→ **INSTRUCTION**: Work out how many lines in the entries below include the word "image". Give nothing but the number.

→ **INFORMATION PROVIDED**:
# # #

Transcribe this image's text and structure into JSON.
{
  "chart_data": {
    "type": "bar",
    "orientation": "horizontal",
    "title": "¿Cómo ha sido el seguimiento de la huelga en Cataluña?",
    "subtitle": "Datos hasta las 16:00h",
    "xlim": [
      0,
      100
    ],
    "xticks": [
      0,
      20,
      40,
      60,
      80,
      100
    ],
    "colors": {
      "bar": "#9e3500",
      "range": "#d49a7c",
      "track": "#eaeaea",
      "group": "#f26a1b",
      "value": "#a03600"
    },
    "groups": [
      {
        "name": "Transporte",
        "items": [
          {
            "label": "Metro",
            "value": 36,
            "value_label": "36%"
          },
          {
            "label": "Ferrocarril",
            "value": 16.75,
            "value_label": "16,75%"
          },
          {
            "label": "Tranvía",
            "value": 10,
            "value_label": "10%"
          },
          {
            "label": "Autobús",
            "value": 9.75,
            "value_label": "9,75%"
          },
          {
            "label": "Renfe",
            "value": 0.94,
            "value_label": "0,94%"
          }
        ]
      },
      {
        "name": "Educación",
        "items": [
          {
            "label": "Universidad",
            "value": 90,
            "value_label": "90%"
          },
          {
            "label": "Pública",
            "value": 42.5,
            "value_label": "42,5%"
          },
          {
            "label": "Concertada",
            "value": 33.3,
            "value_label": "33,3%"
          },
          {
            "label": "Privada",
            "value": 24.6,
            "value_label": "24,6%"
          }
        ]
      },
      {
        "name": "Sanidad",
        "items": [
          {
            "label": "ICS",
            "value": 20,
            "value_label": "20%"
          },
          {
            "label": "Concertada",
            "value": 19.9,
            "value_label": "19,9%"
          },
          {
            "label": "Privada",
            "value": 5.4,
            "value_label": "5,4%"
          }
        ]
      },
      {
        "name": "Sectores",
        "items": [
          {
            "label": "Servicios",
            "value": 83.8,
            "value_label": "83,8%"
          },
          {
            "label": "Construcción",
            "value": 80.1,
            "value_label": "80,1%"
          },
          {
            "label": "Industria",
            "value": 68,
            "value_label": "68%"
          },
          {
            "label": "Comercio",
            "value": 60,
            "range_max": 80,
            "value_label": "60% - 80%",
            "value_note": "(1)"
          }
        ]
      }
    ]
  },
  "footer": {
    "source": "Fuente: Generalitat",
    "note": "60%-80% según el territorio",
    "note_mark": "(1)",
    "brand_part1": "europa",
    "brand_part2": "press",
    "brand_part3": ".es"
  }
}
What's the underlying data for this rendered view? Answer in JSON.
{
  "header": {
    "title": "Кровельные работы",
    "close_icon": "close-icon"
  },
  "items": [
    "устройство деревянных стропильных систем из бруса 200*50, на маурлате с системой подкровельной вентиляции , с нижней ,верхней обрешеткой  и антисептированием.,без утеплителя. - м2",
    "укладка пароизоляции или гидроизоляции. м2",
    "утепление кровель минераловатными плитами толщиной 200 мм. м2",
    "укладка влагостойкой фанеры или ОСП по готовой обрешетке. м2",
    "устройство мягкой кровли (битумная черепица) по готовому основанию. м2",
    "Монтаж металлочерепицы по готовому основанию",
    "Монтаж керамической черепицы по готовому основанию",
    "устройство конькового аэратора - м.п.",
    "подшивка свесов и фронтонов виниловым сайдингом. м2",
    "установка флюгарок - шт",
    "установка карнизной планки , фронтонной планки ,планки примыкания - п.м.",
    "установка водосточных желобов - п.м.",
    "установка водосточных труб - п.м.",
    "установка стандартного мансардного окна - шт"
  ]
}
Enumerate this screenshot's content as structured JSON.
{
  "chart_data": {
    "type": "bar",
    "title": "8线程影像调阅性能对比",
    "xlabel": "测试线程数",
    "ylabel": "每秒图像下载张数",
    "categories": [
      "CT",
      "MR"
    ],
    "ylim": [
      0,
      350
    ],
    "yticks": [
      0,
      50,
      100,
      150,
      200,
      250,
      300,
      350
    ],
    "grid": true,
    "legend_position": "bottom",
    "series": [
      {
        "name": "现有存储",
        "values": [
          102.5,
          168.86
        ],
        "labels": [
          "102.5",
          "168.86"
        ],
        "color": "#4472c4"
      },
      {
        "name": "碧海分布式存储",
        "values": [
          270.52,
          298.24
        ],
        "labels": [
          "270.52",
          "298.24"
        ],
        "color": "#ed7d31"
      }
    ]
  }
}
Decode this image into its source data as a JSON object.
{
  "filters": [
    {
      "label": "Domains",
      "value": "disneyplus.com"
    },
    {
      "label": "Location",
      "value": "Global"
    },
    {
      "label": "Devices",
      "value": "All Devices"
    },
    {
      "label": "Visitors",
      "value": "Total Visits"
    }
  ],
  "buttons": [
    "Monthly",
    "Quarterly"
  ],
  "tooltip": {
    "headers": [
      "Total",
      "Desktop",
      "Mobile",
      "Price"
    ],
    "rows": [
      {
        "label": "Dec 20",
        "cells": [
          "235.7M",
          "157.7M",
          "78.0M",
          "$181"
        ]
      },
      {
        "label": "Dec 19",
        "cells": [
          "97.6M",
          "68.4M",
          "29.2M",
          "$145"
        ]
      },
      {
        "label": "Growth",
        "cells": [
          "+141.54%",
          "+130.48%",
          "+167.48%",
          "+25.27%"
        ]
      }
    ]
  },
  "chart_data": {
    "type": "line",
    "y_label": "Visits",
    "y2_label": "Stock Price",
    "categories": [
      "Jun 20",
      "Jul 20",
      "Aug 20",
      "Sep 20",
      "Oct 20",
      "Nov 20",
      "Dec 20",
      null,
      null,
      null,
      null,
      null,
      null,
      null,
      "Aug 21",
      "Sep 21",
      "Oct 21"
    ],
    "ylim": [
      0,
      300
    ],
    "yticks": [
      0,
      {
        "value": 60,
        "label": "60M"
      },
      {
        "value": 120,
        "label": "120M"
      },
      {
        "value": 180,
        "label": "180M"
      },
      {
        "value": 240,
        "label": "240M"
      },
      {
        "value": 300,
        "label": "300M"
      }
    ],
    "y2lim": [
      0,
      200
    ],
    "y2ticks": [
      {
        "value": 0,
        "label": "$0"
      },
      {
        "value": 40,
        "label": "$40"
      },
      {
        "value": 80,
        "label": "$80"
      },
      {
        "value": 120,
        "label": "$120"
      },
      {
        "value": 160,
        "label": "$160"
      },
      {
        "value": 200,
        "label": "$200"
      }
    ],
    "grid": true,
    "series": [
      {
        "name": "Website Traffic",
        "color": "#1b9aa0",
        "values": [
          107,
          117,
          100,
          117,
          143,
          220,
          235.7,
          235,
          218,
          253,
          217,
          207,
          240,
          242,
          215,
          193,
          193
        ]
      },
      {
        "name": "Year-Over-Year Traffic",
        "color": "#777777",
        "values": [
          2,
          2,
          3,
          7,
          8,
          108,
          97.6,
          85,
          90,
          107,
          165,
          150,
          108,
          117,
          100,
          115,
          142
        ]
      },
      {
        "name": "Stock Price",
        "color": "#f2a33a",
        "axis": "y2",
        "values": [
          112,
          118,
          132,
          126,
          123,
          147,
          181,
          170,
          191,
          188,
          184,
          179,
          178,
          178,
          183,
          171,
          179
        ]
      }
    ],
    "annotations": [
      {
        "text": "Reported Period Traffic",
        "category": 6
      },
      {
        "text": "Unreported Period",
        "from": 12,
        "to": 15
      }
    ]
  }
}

# # #

→ **WRITTEN ANSWER**: 2